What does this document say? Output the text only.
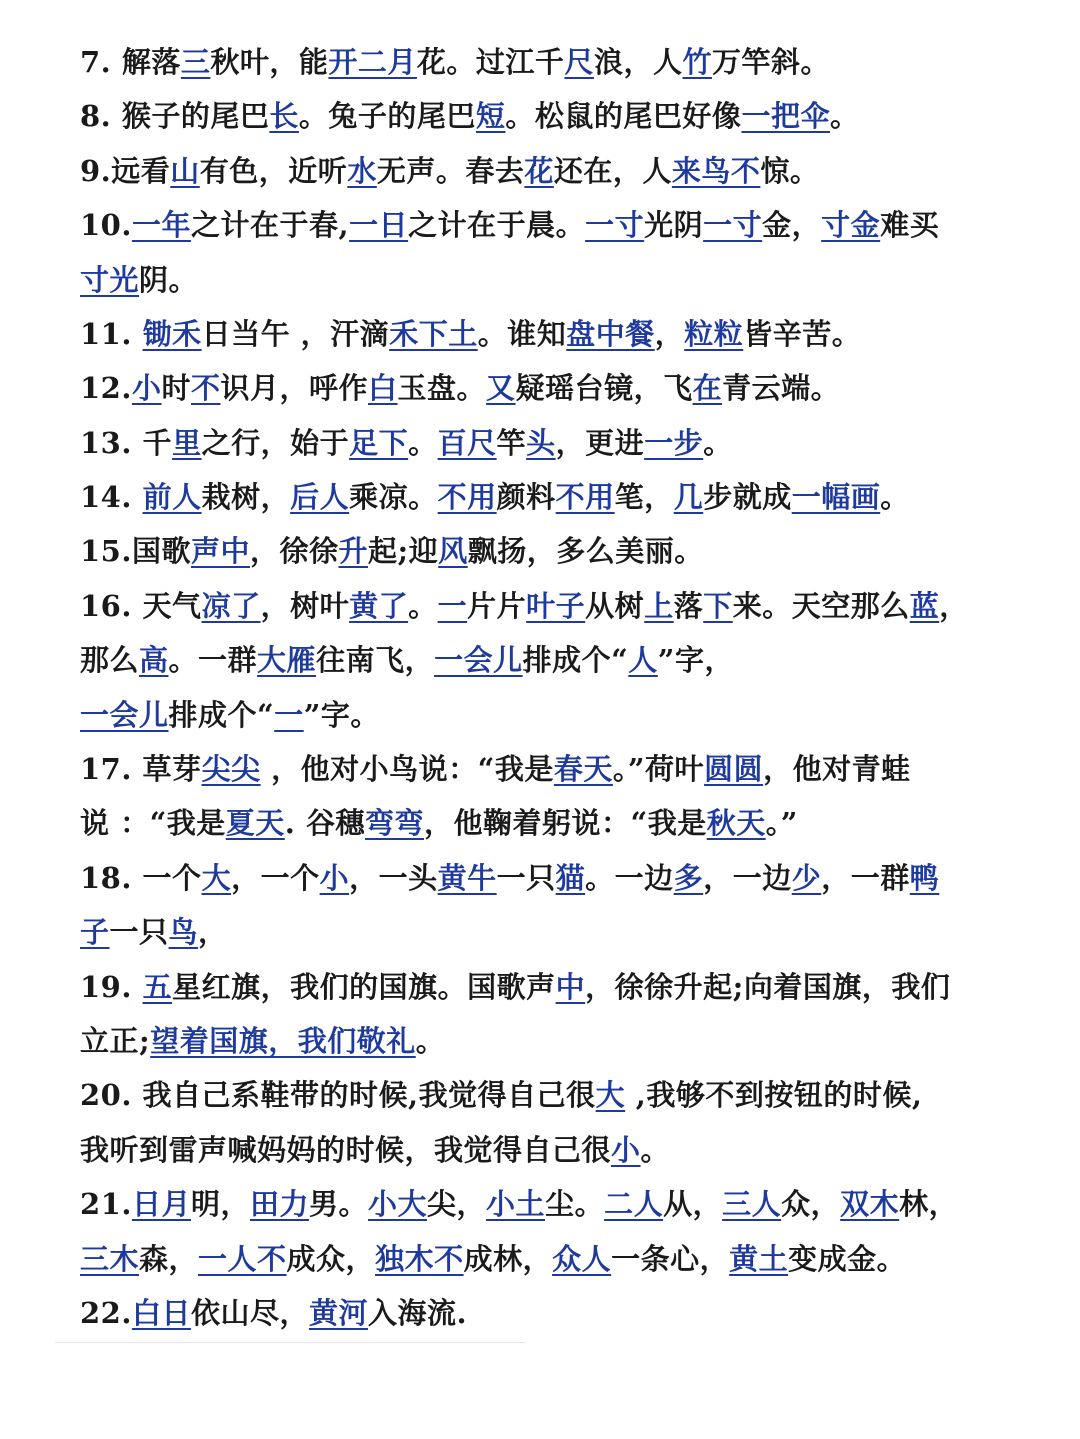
7. 解落三秋叶，能开二月花。过江千尺浪，人竹万竿斜。
8. 猴子的尾巴长。兔子的尾巴短。松鼠的尾巴好像一把伞。
9.远看山有色，近听水无声。春去花还在，人来鸟不惊。
10.一年之计在于春,一日之计在于晨。一寸光阴一寸金，寸金难买
寸光阴。
11. 锄禾日当午 ，汗滴禾下土。谁知盘中餐，粒粒皆辛苦。
12.小时不识月，呼作白玉盘。又疑瑶台镜，飞在青云端。
13. 千里之行，始于足下。百尺竿头，更进一步。
14. 前人栽树，后人乘凉。不用颜料不用笔，几步就成一幅画。
15.国歌声中，徐徐升起;迎风飘扬，多么美丽。
16. 天气凉了，树叶黄了。一片片叶子从树上落下来。天空那么蓝，
那么高。一群大雁往南飞，一会儿排成个“人”字，
一会儿排成个“一”字。
17. 草芽尖尖 ，他对小鸟说：“我是春天。”荷叶圆圆，他对青蛙
说 ：“我是夏天. 谷穗弯弯，他鞠着躬说：“我是秋天。”
18. 一个大，一个小，一头黄牛一只猫。一边多，一边少，一群鸭
子一只鸟，
19. 五星红旗，我们的国旗。国歌声中，徐徐升起;向着国旗，我们
立正;望着国旗，我们敬礼。
20. 我自己系鞋带的时候,我觉得自己很大 ,我够不到按钮的时候,
我听到雷声喊妈妈的时候，我觉得自己很小。
21.日月明，田力男。小大尖，小土尘。二人从，三人众，双木林，
三木森，一人不成众，独木不成林，众人一条心，黄土变成金。
22.白日依山尽，黄河入海流.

- - - -

Print the whole listing above once more, word for word, without its pictures.

What does this document say? Output the text only.
7. 解落三秋叶，能开二月花。过江千尺浪，人竹万竿斜。
8. 猴子的尾巴长。兔子的尾巴短。松鼠的尾巴好像一把伞。
9.远看山有色，近听水无声。春去花还在，人来鸟不惊。
10.一年之计在于春,一日之计在于晨。一寸光阴一寸金，寸金难买
寸光阴。
11. 锄禾日当午 ，汗滴禾下土。谁知盘中餐，粒粒皆辛苦。
12.小时不识月，呼作白玉盘。又疑瑶台镜，飞在青云端。
13. 千里之行，始于足下。百尺竿头，更进一步。
14. 前人栽树，后人乘凉。不用颜料不用笔，几步就成一幅画。
15.国歌声中，徐徐升起;迎风飘扬，多么美丽。
16. 天气凉了，树叶黄了。一片片叶子从树上落下来。天空那么蓝，
那么高。一群大雁往南飞，一会儿排成个“人”字，
一会儿排成个“一”字。
17. 草芽尖尖 ，他对小鸟说：“我是春天。”荷叶圆圆，他对青蛙
说 ：“我是夏天. 谷穗弯弯，他鞠着躬说：“我是秋天。”
18. 一个大，一个小，一头黄牛一只猫。一边多，一边少，一群鸭
子一只鸟，
19. 五星红旗，我们的国旗。国歌声中，徐徐升起;向着国旗，我们
立正;望着国旗，我们敬礼。
20. 我自己系鞋带的时候,我觉得自己很大 ,我够不到按钮的时候,
我听到雷声喊妈妈的时候，我觉得自己很小。
21.日月明，田力男。小大尖，小土尘。二人从，三人众，双木林，
三木森，一人不成众，独木不成林，众人一条心，黄土变成金。
22.白日依山尽，黄河入海流.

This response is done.